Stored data
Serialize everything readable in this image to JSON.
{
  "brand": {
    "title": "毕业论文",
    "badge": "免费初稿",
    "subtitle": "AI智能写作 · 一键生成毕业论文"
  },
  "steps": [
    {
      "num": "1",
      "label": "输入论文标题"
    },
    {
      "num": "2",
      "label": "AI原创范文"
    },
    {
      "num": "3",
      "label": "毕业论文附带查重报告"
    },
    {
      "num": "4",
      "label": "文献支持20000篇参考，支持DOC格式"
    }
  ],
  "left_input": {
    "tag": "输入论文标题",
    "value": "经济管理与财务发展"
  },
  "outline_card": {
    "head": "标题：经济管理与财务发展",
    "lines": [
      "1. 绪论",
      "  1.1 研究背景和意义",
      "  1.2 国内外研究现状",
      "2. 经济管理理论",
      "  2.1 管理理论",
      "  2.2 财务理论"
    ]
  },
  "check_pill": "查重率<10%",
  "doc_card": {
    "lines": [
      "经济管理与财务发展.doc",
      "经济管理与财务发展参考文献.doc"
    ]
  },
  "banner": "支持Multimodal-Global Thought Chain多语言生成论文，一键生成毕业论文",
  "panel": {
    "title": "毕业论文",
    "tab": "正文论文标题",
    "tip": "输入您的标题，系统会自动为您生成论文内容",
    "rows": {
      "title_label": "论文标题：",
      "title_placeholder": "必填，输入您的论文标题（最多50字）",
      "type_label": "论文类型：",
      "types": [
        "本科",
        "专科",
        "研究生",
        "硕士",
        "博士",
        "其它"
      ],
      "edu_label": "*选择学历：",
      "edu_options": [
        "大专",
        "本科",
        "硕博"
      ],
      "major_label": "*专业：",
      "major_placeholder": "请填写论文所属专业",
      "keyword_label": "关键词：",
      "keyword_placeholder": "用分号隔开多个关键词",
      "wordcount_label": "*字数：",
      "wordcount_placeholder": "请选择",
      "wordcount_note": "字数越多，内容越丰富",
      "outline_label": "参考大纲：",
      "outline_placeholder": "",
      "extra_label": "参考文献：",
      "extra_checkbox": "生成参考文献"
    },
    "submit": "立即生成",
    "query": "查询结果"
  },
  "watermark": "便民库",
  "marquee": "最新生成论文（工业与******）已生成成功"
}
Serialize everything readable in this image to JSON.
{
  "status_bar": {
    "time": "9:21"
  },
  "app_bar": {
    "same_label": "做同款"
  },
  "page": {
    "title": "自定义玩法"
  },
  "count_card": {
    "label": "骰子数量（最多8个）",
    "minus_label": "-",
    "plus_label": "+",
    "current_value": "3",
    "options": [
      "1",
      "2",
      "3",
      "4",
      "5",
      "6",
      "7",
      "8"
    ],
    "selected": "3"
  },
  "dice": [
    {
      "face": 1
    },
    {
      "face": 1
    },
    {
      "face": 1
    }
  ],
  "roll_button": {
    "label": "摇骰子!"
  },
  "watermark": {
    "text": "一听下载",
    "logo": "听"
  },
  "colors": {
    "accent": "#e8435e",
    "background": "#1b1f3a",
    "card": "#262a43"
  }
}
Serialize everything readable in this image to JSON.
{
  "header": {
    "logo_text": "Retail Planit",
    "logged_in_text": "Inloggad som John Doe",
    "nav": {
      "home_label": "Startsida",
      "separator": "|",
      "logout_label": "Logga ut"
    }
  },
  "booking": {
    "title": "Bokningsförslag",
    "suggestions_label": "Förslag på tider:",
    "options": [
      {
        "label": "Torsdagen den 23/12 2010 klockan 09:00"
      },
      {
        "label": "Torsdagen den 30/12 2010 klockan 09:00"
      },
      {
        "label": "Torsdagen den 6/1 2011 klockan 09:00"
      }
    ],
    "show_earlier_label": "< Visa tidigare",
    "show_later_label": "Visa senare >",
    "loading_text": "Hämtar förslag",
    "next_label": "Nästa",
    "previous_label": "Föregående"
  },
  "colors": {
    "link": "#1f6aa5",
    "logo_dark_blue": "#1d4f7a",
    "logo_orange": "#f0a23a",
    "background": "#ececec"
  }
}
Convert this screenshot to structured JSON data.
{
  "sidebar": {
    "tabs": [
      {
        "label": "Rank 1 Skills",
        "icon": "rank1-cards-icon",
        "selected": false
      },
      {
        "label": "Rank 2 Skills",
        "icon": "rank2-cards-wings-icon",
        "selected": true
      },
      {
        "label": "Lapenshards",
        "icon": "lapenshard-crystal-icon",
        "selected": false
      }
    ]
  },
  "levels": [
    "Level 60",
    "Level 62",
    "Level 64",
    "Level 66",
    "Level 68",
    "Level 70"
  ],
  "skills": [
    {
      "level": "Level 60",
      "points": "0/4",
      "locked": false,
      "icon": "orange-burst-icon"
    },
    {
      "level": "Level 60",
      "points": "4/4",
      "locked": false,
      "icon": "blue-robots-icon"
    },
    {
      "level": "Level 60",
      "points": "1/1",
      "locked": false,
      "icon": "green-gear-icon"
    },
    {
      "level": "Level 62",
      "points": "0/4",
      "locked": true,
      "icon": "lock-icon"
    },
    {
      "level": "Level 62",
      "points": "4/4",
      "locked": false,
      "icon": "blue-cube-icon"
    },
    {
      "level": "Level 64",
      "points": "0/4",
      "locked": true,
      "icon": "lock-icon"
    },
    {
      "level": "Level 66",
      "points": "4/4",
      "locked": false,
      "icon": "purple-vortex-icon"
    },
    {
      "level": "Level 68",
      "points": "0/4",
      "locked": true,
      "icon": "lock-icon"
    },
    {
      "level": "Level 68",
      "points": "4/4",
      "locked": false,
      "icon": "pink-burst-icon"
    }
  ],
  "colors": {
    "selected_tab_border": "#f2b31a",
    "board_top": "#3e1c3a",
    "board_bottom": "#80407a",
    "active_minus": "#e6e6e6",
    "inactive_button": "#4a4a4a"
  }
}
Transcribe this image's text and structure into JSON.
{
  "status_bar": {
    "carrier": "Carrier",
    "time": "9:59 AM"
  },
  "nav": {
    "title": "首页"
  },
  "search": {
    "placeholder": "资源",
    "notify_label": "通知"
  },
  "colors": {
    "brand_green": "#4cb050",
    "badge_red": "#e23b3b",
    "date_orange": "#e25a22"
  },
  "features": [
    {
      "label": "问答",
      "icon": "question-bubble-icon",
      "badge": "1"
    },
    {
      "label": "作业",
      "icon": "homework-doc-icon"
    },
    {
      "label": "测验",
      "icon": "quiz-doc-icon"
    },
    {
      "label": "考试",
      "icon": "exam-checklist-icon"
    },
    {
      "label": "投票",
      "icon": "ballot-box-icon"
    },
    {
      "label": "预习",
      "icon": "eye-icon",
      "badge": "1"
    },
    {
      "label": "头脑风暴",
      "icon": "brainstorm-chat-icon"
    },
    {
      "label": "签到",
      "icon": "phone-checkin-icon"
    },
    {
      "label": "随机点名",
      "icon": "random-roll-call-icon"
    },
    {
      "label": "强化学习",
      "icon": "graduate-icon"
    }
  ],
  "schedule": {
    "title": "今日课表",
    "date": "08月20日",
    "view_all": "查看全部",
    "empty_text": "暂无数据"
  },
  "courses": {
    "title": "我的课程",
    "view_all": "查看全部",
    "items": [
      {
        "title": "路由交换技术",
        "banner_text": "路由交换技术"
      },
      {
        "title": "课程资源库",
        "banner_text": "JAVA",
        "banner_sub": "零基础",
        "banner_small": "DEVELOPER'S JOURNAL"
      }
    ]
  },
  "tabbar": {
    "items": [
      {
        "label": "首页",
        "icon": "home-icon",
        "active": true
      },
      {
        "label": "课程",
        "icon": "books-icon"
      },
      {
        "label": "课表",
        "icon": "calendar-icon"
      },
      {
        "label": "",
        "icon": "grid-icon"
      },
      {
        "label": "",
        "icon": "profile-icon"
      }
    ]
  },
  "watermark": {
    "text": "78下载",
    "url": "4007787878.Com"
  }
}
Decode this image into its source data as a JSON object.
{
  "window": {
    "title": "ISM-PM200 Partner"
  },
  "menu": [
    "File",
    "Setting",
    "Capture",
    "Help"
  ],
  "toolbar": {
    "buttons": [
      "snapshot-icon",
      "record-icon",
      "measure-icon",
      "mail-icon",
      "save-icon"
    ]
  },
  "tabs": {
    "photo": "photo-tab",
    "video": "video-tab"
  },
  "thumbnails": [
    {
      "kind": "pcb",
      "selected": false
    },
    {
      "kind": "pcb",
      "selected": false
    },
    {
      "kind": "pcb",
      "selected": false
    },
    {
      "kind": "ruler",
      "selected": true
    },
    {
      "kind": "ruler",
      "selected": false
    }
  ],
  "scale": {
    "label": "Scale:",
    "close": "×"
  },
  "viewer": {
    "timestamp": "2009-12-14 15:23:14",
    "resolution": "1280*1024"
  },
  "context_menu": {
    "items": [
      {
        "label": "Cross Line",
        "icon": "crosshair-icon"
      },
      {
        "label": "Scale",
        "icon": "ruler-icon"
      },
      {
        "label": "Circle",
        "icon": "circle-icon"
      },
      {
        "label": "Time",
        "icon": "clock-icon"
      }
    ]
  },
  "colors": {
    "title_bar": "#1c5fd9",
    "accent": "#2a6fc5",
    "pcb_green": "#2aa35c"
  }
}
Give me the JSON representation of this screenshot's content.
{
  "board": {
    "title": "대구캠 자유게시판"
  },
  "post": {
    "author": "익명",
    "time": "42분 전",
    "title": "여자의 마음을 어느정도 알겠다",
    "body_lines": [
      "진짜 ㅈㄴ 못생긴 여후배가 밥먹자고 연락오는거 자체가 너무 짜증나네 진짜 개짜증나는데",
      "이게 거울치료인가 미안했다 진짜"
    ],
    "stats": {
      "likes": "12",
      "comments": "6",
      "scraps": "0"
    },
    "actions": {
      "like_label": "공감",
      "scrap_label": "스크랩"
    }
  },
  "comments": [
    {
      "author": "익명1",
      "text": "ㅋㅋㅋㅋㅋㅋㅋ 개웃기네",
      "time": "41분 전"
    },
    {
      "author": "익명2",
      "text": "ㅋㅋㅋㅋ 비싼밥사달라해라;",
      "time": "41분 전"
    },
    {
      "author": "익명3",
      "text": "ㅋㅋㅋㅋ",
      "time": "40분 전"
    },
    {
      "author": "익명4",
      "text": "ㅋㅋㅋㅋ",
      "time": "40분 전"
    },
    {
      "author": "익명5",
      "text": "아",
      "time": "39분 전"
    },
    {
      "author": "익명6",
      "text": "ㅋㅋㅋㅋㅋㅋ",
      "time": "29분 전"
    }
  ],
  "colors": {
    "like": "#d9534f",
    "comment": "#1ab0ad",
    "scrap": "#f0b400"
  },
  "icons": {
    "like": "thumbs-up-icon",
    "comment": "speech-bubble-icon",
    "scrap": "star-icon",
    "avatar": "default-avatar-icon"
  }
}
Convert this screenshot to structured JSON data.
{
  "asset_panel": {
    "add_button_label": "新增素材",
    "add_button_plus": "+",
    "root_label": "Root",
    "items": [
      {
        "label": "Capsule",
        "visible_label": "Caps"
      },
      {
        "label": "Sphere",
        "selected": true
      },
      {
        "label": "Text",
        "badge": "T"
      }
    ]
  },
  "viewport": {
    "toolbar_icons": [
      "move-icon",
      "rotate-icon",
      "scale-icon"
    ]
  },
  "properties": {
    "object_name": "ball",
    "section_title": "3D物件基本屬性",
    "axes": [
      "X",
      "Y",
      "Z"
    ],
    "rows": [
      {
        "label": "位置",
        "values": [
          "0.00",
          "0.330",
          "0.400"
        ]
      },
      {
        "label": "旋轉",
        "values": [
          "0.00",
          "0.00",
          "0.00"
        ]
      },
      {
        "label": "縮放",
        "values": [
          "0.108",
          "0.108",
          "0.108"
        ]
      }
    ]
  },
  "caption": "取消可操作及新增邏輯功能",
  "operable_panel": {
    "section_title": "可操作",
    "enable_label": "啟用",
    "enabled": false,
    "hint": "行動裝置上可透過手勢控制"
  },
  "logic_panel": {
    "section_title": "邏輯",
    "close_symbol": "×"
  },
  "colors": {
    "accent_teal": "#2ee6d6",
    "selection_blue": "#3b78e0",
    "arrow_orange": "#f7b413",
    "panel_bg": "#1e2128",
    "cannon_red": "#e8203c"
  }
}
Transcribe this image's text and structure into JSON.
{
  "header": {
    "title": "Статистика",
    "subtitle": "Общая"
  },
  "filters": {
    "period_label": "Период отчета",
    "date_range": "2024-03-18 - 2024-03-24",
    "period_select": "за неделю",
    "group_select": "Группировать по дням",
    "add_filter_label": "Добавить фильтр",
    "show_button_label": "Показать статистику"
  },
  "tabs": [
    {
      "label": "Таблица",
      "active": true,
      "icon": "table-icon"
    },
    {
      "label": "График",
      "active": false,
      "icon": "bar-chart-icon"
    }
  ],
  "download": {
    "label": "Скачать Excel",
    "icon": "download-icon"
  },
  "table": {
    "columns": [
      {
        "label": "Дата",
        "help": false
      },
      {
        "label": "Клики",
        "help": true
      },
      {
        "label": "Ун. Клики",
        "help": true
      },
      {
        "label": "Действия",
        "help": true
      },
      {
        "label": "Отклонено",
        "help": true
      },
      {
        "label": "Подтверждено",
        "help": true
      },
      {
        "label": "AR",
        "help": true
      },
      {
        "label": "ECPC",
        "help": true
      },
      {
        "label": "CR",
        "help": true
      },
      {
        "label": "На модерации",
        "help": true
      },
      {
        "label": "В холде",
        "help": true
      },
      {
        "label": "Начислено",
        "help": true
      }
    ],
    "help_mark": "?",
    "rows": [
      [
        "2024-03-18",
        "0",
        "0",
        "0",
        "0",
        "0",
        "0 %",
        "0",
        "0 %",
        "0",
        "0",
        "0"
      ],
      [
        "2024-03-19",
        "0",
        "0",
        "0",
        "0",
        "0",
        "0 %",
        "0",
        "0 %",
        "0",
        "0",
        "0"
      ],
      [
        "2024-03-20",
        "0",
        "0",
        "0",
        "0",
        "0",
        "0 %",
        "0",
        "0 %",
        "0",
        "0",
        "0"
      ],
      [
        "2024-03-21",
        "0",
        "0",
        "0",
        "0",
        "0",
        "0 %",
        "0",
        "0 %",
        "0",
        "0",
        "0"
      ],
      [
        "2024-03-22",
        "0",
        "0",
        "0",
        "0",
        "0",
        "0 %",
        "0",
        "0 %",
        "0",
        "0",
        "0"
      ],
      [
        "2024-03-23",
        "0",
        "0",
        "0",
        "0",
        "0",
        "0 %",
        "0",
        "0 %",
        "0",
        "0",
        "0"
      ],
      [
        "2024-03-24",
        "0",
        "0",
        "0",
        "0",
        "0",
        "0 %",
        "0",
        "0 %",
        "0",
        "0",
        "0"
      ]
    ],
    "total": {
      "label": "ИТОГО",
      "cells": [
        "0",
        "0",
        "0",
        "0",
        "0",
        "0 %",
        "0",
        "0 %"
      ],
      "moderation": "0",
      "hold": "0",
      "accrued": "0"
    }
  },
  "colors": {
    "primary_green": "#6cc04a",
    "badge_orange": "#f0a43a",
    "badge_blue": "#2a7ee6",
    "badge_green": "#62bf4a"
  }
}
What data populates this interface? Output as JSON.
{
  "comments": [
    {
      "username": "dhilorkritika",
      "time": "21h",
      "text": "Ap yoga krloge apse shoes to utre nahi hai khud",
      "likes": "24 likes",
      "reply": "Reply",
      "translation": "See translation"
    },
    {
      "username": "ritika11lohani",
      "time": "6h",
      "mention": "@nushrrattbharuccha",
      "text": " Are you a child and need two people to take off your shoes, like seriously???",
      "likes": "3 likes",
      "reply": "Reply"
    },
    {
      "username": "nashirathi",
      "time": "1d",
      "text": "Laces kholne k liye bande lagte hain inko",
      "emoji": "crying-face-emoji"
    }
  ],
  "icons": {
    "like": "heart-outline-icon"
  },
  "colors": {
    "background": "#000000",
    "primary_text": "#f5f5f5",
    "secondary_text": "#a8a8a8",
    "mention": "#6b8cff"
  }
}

• **Objective**
Search the entries for the word "Torsdagen", then list each line that holds it.

• **Answer to this task**
        "label": "Torsdagen den 23/12 2010 klockan 09:00"
        "label": "Torsdagen den 30/12 2010 klockan 09:00"
        "label": "Torsdagen den 6/1 2011 klockan 09:00"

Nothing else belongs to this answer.